• _What you should do_:
Rewrite the items below with every "chl-sat-point" replaced by "sat-chl-point", leaving everything else unchanged.

• _Element and box listings_:
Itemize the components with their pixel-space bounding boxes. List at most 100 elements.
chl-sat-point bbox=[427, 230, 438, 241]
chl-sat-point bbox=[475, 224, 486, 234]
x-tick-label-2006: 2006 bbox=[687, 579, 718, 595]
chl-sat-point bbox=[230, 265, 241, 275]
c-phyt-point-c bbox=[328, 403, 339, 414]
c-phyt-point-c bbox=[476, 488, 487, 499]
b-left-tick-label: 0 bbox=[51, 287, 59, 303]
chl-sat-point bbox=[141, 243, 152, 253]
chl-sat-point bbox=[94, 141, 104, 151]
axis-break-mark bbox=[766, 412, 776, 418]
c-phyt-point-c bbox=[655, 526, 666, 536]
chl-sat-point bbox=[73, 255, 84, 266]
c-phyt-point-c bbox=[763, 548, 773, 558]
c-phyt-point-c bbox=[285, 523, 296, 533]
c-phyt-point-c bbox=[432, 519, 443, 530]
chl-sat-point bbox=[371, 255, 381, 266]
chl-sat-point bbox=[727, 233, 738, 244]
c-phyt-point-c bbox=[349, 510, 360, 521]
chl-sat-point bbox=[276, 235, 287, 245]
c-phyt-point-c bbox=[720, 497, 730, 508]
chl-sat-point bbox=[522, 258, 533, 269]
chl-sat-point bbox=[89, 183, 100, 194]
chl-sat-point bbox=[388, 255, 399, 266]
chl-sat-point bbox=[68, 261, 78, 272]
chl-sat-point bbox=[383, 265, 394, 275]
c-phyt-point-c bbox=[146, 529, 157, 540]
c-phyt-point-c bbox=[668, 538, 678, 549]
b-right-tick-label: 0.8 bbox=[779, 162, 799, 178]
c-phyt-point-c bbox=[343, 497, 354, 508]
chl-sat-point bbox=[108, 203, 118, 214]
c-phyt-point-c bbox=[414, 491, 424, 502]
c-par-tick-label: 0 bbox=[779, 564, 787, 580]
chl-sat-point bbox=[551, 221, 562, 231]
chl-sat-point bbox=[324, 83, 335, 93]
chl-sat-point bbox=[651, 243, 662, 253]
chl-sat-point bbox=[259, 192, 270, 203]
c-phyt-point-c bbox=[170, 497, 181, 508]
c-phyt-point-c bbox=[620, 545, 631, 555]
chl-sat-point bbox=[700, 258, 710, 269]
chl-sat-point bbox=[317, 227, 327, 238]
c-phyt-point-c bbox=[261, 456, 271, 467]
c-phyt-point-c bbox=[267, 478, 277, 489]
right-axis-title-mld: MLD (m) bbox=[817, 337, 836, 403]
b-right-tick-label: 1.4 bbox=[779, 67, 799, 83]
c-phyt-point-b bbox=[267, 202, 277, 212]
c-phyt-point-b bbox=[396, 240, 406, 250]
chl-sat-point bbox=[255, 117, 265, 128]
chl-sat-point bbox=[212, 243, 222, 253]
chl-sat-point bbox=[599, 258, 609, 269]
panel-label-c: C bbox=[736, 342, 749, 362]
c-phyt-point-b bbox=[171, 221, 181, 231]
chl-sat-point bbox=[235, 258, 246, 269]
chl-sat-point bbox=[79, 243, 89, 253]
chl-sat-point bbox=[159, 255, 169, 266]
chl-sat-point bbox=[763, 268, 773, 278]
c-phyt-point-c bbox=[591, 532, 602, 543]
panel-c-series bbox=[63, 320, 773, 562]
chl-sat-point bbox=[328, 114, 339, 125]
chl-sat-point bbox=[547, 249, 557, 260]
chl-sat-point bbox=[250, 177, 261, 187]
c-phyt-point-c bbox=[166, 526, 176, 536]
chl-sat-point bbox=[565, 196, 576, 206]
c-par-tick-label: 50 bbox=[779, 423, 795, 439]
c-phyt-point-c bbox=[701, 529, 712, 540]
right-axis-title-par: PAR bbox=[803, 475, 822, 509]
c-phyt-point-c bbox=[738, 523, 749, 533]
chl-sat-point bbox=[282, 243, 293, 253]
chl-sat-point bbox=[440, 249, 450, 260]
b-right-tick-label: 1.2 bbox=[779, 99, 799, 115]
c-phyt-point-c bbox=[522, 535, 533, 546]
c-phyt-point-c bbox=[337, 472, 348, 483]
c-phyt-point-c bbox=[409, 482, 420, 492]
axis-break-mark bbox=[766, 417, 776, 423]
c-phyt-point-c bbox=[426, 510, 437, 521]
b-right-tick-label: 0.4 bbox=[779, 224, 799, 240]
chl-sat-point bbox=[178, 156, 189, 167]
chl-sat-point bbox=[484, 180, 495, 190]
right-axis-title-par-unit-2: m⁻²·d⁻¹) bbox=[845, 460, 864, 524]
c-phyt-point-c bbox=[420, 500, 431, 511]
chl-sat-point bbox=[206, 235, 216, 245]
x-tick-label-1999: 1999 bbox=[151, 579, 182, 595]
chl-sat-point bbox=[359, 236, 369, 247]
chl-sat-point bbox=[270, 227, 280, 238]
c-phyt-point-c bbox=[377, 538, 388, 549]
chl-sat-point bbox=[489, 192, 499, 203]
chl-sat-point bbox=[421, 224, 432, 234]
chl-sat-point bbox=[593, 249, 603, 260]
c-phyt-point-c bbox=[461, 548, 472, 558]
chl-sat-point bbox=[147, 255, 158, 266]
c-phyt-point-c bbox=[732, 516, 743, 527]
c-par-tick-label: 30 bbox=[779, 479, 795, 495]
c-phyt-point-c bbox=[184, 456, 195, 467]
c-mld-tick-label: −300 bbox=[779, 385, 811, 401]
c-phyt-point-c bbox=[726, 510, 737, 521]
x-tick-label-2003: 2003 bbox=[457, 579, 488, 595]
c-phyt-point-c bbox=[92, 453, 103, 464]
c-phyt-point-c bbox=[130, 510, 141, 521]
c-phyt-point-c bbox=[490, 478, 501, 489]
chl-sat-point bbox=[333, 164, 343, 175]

• _Finished answer_:
Itemize the components with their pixel-space bounding boxes. List at most 100 elements.
sat-chl-point bbox=[427, 230, 438, 241]
sat-chl-point bbox=[475, 224, 486, 234]
x-tick-label-2006: 2006 bbox=[687, 579, 718, 595]
sat-chl-point bbox=[230, 265, 241, 275]
c-phyt-point-c bbox=[328, 403, 339, 414]
c-phyt-point-c bbox=[476, 488, 487, 499]
b-left-tick-label: 0 bbox=[51, 287, 59, 303]
sat-chl-point bbox=[141, 243, 152, 253]
sat-chl-point bbox=[94, 141, 104, 151]
axis-break-mark bbox=[766, 412, 776, 418]
c-phyt-point-c bbox=[655, 526, 666, 536]
sat-chl-point bbox=[73, 255, 84, 266]
c-phyt-point-c bbox=[763, 548, 773, 558]
c-phyt-point-c bbox=[285, 523, 296, 533]
c-phyt-point-c bbox=[432, 519, 443, 530]
sat-chl-point bbox=[371, 255, 381, 266]
sat-chl-point bbox=[727, 233, 738, 244]
c-phyt-point-c bbox=[349, 510, 360, 521]
sat-chl-point bbox=[276, 235, 287, 245]
c-phyt-point-c bbox=[720, 497, 730, 508]
sat-chl-point bbox=[522, 258, 533, 269]
sat-chl-point bbox=[89, 183, 100, 194]
sat-chl-point bbox=[388, 255, 399, 266]
sat-chl-point bbox=[68, 261, 78, 272]
sat-chl-point bbox=[383, 265, 394, 275]
c-phyt-point-c bbox=[146, 529, 157, 540]
c-phyt-point-c bbox=[668, 538, 678, 549]
b-right-tick-label: 0.8 bbox=[779, 162, 799, 178]
c-phyt-point-c bbox=[343, 497, 354, 508]
sat-chl-point bbox=[108, 203, 118, 214]
c-phyt-point-c bbox=[414, 491, 424, 502]
c-par-tick-label: 0 bbox=[779, 564, 787, 580]
sat-chl-point bbox=[551, 221, 562, 231]
sat-chl-point bbox=[324, 83, 335, 93]
sat-chl-point bbox=[651, 243, 662, 253]
sat-chl-point bbox=[259, 192, 270, 203]
c-phyt-point-c bbox=[170, 497, 181, 508]
c-phyt-point-c bbox=[620, 545, 631, 555]
sat-chl-point bbox=[700, 258, 710, 269]
sat-chl-point bbox=[317, 227, 327, 238]
c-phyt-point-c bbox=[261, 456, 271, 467]
c-phyt-point-c bbox=[267, 478, 277, 489]
right-axis-title-mld: MLD (m) bbox=[817, 337, 836, 403]
b-right-tick-label: 1.4 bbox=[779, 67, 799, 83]
c-phyt-point-b bbox=[267, 202, 277, 212]
c-phyt-point-b bbox=[396, 240, 406, 250]
sat-chl-point bbox=[255, 117, 265, 128]
sat-chl-point bbox=[212, 243, 222, 253]
sat-chl-point bbox=[599, 258, 609, 269]
panel-label-c: C bbox=[736, 342, 749, 362]
c-phyt-point-b bbox=[171, 221, 181, 231]
sat-chl-point bbox=[235, 258, 246, 269]
sat-chl-point bbox=[79, 243, 89, 253]
sat-chl-point bbox=[159, 255, 169, 266]
sat-chl-point bbox=[763, 268, 773, 278]
c-phyt-point-c bbox=[591, 532, 602, 543]
panel-c-series bbox=[63, 320, 773, 562]
sat-chl-point bbox=[328, 114, 339, 125]
sat-chl-point bbox=[547, 249, 557, 260]
sat-chl-point bbox=[250, 177, 261, 187]
c-phyt-point-c bbox=[166, 526, 176, 536]
sat-chl-point bbox=[565, 196, 576, 206]
c-par-tick-label: 50 bbox=[779, 423, 795, 439]
c-phyt-point-c bbox=[701, 529, 712, 540]
right-axis-title-par: PAR bbox=[803, 475, 822, 509]
c-phyt-point-c bbox=[738, 523, 749, 533]
sat-chl-point bbox=[282, 243, 293, 253]
sat-chl-point bbox=[440, 249, 450, 260]
b-right-tick-label: 1.2 bbox=[779, 99, 799, 115]
c-phyt-point-c bbox=[522, 535, 533, 546]
c-phyt-point-c bbox=[337, 472, 348, 483]
c-phyt-point-c bbox=[409, 482, 420, 492]
axis-break-mark bbox=[766, 417, 776, 423]
c-phyt-point-c bbox=[426, 510, 437, 521]
b-right-tick-label: 0.4 bbox=[779, 224, 799, 240]
sat-chl-point bbox=[178, 156, 189, 167]
sat-chl-point bbox=[484, 180, 495, 190]
right-axis-title-par-unit-2: m⁻²·d⁻¹) bbox=[845, 460, 864, 524]
c-phyt-point-c bbox=[420, 500, 431, 511]
sat-chl-point bbox=[206, 235, 216, 245]
x-tick-label-1999: 1999 bbox=[151, 579, 182, 595]
sat-chl-point bbox=[359, 236, 369, 247]
sat-chl-point bbox=[270, 227, 280, 238]
c-phyt-point-c bbox=[377, 538, 388, 549]
sat-chl-point bbox=[489, 192, 499, 203]
sat-chl-point bbox=[421, 224, 432, 234]
sat-chl-point bbox=[593, 249, 603, 260]
c-phyt-point-c bbox=[461, 548, 472, 558]
sat-chl-point bbox=[147, 255, 158, 266]
c-phyt-point-c bbox=[732, 516, 743, 527]
c-par-tick-label: 30 bbox=[779, 479, 795, 495]
c-phyt-point-c bbox=[184, 456, 195, 467]
c-mld-tick-label: −300 bbox=[779, 385, 811, 401]
c-phyt-point-c bbox=[726, 510, 737, 521]
x-tick-label-2003: 2003 bbox=[457, 579, 488, 595]
c-phyt-point-c bbox=[92, 453, 103, 464]
c-phyt-point-c bbox=[130, 510, 141, 521]
c-phyt-point-c bbox=[490, 478, 501, 489]
sat-chl-point bbox=[333, 164, 343, 175]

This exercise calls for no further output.